• **GIVEN REQUEST**: Copy every line from the material below that holds "kaynaklanan".

• **Dataset items**:
· · ·
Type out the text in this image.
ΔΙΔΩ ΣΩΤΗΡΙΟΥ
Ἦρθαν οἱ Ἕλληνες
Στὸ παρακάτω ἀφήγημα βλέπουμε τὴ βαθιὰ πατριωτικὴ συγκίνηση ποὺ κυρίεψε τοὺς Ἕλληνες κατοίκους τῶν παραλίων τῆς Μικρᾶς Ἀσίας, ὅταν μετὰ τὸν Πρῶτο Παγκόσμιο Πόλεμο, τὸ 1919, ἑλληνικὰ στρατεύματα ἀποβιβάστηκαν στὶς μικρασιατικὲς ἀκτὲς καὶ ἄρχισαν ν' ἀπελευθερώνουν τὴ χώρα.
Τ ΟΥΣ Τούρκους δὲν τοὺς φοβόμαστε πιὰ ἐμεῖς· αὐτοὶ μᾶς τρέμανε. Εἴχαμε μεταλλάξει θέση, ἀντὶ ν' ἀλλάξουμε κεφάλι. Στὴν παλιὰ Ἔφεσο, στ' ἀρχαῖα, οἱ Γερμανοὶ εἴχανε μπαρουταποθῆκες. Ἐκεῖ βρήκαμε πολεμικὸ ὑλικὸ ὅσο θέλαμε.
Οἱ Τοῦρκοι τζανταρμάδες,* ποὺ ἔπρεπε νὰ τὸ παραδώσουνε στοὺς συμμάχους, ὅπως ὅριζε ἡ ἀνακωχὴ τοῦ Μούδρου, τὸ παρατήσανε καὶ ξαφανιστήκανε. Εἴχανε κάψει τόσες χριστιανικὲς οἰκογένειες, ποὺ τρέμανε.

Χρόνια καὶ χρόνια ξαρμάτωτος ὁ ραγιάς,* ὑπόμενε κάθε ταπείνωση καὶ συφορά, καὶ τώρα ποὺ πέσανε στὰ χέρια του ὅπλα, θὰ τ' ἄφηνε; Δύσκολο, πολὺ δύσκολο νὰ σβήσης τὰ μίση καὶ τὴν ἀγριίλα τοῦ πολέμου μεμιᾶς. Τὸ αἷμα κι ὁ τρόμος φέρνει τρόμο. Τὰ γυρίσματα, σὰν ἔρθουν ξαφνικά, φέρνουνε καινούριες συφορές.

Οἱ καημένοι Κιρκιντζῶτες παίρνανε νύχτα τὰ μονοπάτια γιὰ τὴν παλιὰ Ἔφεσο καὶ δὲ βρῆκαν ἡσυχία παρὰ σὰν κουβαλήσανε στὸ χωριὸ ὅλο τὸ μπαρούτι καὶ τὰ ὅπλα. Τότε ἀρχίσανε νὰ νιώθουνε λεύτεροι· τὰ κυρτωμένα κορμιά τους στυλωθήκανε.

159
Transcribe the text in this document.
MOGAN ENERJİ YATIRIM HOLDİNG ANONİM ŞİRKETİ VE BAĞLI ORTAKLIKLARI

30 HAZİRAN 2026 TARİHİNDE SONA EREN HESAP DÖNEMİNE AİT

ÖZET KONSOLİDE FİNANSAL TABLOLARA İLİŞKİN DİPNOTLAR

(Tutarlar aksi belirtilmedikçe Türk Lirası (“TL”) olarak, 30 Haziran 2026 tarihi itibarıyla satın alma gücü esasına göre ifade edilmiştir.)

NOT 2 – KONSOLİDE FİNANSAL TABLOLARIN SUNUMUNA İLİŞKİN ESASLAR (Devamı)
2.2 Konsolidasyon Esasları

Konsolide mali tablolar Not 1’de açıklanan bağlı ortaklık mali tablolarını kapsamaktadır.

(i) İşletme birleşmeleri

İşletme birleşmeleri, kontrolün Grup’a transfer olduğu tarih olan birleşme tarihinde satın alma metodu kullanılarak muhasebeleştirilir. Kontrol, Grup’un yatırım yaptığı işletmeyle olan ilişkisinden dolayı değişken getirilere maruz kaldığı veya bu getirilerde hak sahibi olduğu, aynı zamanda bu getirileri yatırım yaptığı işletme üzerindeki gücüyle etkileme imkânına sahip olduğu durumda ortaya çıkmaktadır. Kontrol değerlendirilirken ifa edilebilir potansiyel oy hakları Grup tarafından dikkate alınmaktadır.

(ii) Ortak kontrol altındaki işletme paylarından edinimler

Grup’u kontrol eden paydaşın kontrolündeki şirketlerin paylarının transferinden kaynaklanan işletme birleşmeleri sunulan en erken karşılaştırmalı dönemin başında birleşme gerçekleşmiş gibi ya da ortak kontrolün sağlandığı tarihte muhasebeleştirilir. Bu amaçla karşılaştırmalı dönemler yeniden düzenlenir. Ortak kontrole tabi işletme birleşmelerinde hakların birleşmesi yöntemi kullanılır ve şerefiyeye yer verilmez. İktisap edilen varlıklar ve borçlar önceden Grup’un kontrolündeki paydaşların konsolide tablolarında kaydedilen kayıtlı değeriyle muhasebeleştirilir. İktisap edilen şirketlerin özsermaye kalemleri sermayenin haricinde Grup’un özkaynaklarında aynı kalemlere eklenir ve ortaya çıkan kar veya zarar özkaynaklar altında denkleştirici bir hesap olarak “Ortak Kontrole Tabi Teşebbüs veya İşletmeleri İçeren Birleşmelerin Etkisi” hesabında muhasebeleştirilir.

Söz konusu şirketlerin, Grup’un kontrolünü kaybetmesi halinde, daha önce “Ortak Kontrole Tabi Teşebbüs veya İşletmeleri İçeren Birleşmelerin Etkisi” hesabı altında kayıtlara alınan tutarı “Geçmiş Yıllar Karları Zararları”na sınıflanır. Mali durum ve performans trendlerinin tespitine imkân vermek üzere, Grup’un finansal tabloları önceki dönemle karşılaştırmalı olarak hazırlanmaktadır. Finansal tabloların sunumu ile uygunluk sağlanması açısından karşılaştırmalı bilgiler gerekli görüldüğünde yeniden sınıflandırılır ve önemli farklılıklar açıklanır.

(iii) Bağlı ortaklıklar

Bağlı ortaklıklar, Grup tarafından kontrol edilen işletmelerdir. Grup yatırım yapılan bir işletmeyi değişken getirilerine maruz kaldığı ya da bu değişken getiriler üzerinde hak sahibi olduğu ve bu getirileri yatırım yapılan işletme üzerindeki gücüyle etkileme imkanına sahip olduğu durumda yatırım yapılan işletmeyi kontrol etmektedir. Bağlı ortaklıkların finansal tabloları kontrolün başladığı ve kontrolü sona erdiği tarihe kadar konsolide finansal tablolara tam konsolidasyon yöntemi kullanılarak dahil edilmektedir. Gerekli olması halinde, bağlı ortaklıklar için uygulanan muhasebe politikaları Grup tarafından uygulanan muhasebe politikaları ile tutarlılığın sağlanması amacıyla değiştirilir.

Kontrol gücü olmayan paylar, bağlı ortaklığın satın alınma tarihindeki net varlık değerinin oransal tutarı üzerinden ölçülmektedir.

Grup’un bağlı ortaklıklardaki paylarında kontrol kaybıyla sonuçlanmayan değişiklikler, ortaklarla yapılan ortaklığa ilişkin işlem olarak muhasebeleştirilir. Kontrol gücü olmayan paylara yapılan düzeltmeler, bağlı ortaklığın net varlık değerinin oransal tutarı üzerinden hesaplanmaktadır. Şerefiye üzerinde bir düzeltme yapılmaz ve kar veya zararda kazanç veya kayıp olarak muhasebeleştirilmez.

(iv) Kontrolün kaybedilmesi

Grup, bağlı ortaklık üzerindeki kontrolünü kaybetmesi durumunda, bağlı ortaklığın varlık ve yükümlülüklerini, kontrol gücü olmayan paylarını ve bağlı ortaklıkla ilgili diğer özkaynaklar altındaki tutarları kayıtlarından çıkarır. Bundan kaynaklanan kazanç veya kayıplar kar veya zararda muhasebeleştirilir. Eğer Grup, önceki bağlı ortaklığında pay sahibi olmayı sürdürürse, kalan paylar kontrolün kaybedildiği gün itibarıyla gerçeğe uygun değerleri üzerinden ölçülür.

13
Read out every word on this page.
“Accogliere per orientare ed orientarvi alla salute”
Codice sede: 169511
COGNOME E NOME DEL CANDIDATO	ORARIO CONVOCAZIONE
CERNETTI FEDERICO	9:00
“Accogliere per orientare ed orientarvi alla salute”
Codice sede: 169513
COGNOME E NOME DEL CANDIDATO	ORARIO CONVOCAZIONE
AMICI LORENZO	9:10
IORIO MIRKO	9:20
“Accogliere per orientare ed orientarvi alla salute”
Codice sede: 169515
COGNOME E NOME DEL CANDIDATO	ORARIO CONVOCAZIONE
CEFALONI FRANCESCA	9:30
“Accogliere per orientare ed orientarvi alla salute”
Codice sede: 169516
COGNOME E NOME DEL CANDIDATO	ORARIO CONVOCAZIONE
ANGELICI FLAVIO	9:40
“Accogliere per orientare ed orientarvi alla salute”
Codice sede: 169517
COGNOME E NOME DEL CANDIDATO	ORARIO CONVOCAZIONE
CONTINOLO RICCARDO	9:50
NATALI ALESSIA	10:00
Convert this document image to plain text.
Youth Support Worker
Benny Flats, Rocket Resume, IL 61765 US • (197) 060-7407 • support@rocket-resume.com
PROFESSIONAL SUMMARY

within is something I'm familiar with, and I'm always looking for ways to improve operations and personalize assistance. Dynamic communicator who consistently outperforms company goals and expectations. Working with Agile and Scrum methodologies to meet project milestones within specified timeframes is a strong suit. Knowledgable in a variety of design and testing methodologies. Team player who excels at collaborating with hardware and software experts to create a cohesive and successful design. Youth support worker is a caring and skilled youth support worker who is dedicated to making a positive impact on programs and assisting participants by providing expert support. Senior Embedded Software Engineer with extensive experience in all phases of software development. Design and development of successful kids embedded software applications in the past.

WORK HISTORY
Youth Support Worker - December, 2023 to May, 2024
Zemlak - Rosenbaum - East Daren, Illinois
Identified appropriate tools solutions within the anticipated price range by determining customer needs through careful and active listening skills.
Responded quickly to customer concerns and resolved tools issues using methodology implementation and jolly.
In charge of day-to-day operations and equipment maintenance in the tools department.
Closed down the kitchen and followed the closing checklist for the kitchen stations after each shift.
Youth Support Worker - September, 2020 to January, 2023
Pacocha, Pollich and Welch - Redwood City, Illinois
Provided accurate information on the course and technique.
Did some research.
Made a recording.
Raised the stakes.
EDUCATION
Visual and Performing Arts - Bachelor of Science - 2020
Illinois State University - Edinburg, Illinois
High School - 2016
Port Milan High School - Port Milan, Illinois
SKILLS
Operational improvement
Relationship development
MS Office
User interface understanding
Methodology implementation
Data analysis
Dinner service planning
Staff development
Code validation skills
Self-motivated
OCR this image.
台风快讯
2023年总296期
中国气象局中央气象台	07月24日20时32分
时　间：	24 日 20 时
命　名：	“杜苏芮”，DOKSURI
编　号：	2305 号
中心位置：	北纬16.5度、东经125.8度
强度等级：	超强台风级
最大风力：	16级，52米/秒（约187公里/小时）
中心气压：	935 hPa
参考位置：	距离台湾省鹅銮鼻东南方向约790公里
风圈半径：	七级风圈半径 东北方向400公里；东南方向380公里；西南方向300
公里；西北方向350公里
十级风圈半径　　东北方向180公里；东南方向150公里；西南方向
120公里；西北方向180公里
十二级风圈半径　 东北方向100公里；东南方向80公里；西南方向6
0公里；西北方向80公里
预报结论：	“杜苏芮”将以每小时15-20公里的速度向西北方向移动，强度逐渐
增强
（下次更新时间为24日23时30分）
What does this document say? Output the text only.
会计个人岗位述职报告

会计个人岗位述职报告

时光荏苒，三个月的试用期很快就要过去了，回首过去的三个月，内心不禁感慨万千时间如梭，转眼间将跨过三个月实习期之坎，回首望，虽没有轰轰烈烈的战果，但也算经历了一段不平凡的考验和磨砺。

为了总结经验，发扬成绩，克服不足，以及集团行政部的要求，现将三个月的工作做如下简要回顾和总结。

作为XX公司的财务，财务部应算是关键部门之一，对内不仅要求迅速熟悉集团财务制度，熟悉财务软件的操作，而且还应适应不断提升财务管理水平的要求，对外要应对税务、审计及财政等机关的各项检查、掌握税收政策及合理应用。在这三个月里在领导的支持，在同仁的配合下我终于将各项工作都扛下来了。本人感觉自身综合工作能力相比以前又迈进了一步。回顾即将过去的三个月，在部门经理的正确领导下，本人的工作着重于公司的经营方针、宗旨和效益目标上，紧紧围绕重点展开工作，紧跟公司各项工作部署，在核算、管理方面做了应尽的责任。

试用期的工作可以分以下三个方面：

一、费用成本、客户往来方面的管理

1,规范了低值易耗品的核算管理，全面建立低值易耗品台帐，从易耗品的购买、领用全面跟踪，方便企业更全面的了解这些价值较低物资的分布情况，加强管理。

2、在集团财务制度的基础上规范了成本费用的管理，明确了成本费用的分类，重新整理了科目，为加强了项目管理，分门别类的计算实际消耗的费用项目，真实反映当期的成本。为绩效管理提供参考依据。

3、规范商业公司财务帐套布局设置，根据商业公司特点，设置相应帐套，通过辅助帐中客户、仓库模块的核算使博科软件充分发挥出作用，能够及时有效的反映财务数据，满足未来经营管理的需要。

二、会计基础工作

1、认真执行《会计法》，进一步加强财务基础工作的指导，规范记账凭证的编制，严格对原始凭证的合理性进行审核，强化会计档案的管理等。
· · ·
• **THE REPLY**:
Grup’u kontrol eden paydaşın kontrolündeki şirketlerin paylarının transferinden kaynaklanan işletme birleşmeleri sunulan en erken karşılaştırmalı dönemin başında birleşme gerçekleşmiş gibi ya da ortak kontrolün sağlandığı tarihte muhasebeleştirilir. Bu amaçla karşılaştırmalı dönemler yeniden düzenlenir. Ortak kontrole tabi işletme birleşmelerinde hakların birleşmesi yöntemi kullanılır ve şerefiyeye yer verilmez. İktisap edilen varlıklar ve borçlar önceden Grup’un kontrolündeki paydaşların konsolide tablolarında kaydedilen kayıtlı değeriyle muhasebeleştirilir. İktisap edilen şirketlerin özsermaye kalemleri sermayenin haricinde Grup’un özkaynaklarında aynı kalemlere eklenir ve ortaya çıkan kar veya zarar özkaynaklar altında denkleştirici bir hesap olarak “Ortak Kontrole Tabi Teşebbüs veya İşletmeleri İçeren Birleşmelerin Etkisi” hesabında muhasebeleştirilir.
Grup, bağlı ortaklık üzerindeki kontrolünü kaybetmesi durumunda, bağlı ortaklığın varlık ve yükümlülüklerini, kontrol gücü olmayan paylarını ve bağlı ortaklıkla ilgili diğer özkaynaklar altındaki tutarları kayıtlarından çıkarır. Bundan kaynaklanan kazanç veya kayıplar kar veya zararda muhasebeleştirilir. Eğer Grup, önceki bağlı ortaklığında pay sahibi olmayı sürdürürse, kalan paylar kontrolün kaybedildiği gün itibarıyla gerçeğe uygun değerleri üzerinden ölçülür.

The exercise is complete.